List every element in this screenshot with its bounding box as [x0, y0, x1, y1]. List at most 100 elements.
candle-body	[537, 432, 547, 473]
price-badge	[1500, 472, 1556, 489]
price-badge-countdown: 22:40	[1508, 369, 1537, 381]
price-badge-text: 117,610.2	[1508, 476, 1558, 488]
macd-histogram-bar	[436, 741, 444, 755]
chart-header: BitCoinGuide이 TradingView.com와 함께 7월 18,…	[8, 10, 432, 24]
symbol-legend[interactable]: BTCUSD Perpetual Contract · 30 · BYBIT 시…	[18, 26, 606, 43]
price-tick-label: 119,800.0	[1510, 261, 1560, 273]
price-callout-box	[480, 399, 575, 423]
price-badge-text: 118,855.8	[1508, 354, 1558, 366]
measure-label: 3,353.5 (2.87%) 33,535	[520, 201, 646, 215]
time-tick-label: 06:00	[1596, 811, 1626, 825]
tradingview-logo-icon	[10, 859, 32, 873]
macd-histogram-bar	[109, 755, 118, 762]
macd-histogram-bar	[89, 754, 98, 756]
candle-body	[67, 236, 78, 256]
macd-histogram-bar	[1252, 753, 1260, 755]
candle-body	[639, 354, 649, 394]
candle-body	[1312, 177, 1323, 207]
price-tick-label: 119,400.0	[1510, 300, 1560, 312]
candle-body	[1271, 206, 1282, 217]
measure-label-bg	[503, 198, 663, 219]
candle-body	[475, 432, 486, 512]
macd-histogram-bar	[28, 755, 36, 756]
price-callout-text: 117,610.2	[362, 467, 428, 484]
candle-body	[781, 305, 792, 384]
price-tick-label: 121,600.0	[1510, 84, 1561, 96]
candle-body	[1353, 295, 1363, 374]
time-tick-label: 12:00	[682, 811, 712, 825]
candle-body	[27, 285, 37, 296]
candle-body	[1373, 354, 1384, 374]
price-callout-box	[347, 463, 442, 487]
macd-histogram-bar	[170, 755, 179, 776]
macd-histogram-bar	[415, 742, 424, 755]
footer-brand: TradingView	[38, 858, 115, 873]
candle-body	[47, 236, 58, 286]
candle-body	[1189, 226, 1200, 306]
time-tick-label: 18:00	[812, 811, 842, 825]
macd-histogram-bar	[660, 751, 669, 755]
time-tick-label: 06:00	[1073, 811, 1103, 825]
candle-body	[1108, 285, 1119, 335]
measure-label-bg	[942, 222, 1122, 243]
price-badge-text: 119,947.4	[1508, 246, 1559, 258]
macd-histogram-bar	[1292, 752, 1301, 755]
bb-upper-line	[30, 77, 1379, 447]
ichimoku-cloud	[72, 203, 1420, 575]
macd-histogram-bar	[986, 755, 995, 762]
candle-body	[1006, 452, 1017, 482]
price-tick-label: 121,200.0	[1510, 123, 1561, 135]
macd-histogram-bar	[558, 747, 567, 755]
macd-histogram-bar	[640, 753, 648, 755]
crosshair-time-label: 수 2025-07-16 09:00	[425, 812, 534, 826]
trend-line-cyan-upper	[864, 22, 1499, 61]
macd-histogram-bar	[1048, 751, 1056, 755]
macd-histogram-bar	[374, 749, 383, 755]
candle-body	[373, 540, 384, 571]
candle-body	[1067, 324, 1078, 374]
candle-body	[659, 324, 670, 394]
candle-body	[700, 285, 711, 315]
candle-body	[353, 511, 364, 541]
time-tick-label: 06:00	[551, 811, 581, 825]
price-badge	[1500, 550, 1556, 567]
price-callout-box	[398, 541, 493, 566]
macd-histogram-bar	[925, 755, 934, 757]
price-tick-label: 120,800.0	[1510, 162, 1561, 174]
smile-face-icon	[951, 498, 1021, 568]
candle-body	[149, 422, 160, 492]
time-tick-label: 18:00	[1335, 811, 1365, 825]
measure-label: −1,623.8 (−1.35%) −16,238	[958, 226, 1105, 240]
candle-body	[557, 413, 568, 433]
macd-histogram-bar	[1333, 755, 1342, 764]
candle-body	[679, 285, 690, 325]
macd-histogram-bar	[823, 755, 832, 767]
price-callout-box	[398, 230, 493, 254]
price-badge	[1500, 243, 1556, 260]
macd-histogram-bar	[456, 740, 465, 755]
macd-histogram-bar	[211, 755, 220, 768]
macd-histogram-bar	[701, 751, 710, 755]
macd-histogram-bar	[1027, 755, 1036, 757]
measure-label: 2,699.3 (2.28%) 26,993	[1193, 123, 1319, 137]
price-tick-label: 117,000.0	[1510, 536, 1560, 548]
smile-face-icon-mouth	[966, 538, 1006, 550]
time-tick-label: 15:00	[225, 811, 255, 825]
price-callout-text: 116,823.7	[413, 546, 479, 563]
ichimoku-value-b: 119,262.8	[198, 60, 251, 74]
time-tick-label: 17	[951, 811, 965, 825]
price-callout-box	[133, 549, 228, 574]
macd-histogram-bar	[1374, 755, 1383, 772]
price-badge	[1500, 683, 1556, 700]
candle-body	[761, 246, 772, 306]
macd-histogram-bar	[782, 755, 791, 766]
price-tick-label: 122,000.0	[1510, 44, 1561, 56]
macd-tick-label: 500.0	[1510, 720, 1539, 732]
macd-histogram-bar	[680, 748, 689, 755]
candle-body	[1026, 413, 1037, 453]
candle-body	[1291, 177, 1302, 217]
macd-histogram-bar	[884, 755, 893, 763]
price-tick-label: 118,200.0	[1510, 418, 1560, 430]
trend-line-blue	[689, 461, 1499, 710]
◆ ◆ ◆ ◆ ◆
*YOUR TASK:* Please format the entries above as a JSON list of strings, with one string for each line and any blank lines left out.

*RESPONSE TO THE TASK:*
[
  "List every element in this screenshot with its bounding box as [x0, y0, x1, y1]. List at most 100 elements.",
  "candle-body\t[537, 432, 547, 473]",
  "price-badge\t[1500, 472, 1556, 489]",
  "price-badge-countdown: 22:40\t[1508, 369, 1537, 381]",
  "price-badge-text: 117,610.2\t[1508, 476, 1558, 488]",
  "macd-histogram-bar\t[436, 741, 444, 755]",
  "chart-header: BitCoinGuide이 TradingView.com와 함께 7월 18,…\t[8, 10, 432, 24]",
  "symbol-legend[interactable]: BTCUSD Perpetual Contract · 30 · BYBIT 시…\t[18, 26, 606, 43]",
  "price-tick-label: 119,800.0\t[1510, 261, 1560, 273]",
  "price-callout-box\t[480, 399, 575, 423]",
  "price-badge-text: 118,855.8\t[1508, 354, 1558, 366]",
  "measure-label: 3,353.5 (2.87%) 33,535\t[520, 201, 646, 215]",
  "time-tick-label: 06:00\t[1596, 811, 1626, 825]",
  "tradingview-logo-icon\t[10, 859, 32, 873]",
  "macd-histogram-bar\t[109, 755, 118, 762]",
  "macd-histogram-bar\t[89, 754, 98, 756]",
  "candle-body\t[67, 236, 78, 256]",
  "macd-histogram-bar\t[1252, 753, 1260, 755]",
  "candle-body\t[639, 354, 649, 394]",
  "candle-body\t[1312, 177, 1323, 207]",
  "price-tick-label: 119,400.0\t[1510, 300, 1560, 312]",
  "candle-body\t[1271, 206, 1282, 217]",
  "measure-label-bg\t[503, 198, 663, 219]",
  "candle-body\t[475, 432, 486, 512]",
  "macd-histogram-bar\t[28, 755, 36, 756]",
  "price-callout-text: 117,610.2\t[362, 467, 428, 484]",
  "candle-body\t[781, 305, 792, 384]",
  "price-tick-label: 121,600.0\t[1510, 84, 1561, 96]",
  "candle-body\t[1353, 295, 1363, 374]",
  "time-tick-label: 12:00\t[682, 811, 712, 825]",
  "candle-body\t[27, 285, 37, 296]",
  "candle-body\t[1373, 354, 1384, 374]",
  "price-callout-box\t[347, 463, 442, 487]",
  "macd-histogram-bar\t[170, 755, 179, 776]",
  "macd-histogram-bar\t[415, 742, 424, 755]",
  "footer-brand: TradingView\t[38, 858, 115, 873]",
  "candle-body\t[47, 236, 58, 286]",
  "candle-body\t[1189, 226, 1200, 306]",
  "time-tick-label: 18:00\t[812, 811, 842, 825]",
  "macd-histogram-bar\t[660, 751, 669, 755]",
  "time-tick-label: 06:00\t[1073, 811, 1103, 825]",
  "candle-body\t[1108, 285, 1119, 335]",
  "measure-label-bg\t[942, 222, 1122, 243]",
  "price-badge-text: 119,947.4\t[1508, 246, 1559, 258]",
  "macd-histogram-bar\t[1292, 752, 1301, 755]",
  "bb-upper-line\t[30, 77, 1379, 447]",
  "ichimoku-cloud\t[72, 203, 1420, 575]",
  "macd-histogram-bar\t[986, 755, 995, 762]",
  "candle-body\t[1006, 452, 1017, 482]",
  "price-tick-label: 121,200.0\t[1510, 123, 1561, 135]",
  "macd-histogram-bar\t[558, 747, 567, 755]",
  "macd-histogram-bar\t[640, 753, 648, 755]",
  "crosshair-time-label: 수 2025-07-16 09:00\t[425, 812, 534, 826]",
  "trend-line-cyan-upper\t[864, 22, 1499, 61]",
  "macd-histogram-bar\t[1048, 751, 1056, 755]",
  "macd-histogram-bar\t[374, 749, 383, 755]",
  "candle-body\t[373, 540, 384, 571]",
  "candle-body\t[1067, 324, 1078, 374]",
  "candle-body\t[659, 324, 670, 394]",
  "candle-body\t[700, 285, 711, 315]",
  "candle-body\t[353, 511, 364, 541]",
  "time-tick-label: 06:00\t[551, 811, 581, 825]",
  "price-badge\t[1500, 550, 1556, 567]",
  "price-callout-box\t[398, 541, 493, 566]",
  "macd-histogram-bar\t[925, 755, 934, 757]",
  "price-tick-label: 120,800.0\t[1510, 162, 1561, 174]",
  "smile-face-icon\t[951, 498, 1021, 568]",
  "candle-body\t[149, 422, 160, 492]",
  "time-tick-label: 18:00\t[1335, 811, 1365, 825]",
  "measure-label: −1,623.8 (−1.35%) −16,238\t[958, 226, 1105, 240]",
  "candle-body\t[557, 413, 568, 433]",
  "macd-histogram-bar\t[1333, 755, 1342, 764]",
  "candle-body\t[679, 285, 690, 325]",
  "macd-histogram-bar\t[823, 755, 832, 767]",
  "price-callout-box\t[398, 230, 493, 254]",
  "price-badge\t[1500, 243, 1556, 260]",
  "macd-histogram-bar\t[456, 740, 465, 755]",
  "macd-histogram-bar\t[211, 755, 220, 768]",
  "macd-histogram-bar\t[701, 751, 710, 755]",
  "macd-histogram-bar\t[1027, 755, 1036, 757]",
  "measure-label: 2,699.3 (2.28%) 26,993\t[1193, 123, 1319, 137]",
  "price-tick-label: 117,000.0\t[1510, 536, 1560, 548]",
  "smile-face-icon-mouth\t[966, 538, 1006, 550]",
  "time-tick-label: 15:00\t[225, 811, 255, 825]",
  "price-callout-text: 116,823.7\t[413, 546, 479, 563]",
  "ichimoku-value-b: 119,262.8\t[198, 60, 251, 74]",
  "time-tick-label: 17\t[951, 811, 965, 825]",
  "price-callout-box\t[133, 549, 228, 574]",
  "macd-histogram-bar\t[1374, 755, 1383, 772]",
  "price-badge\t[1500, 683, 1556, 700]",
  "candle-body\t[761, 246, 772, 306]",
  "macd-histogram-bar\t[782, 755, 791, 766]",
  "price-tick-label: 122,000.0\t[1510, 44, 1561, 56]",
  "macd-tick-label: 500.0\t[1510, 720, 1539, 732]",
  "macd-histogram-bar\t[680, 748, 689, 755]",
  "candle-body\t[1026, 413, 1037, 453]",
  "candle-body\t[1291, 177, 1302, 217]",
  "macd-histogram-bar\t[884, 755, 893, 763]",
  "price-tick-label: 118,200.0\t[1510, 418, 1560, 430]",
  "trend-line-blue\t[689, 461, 1499, 710]"
]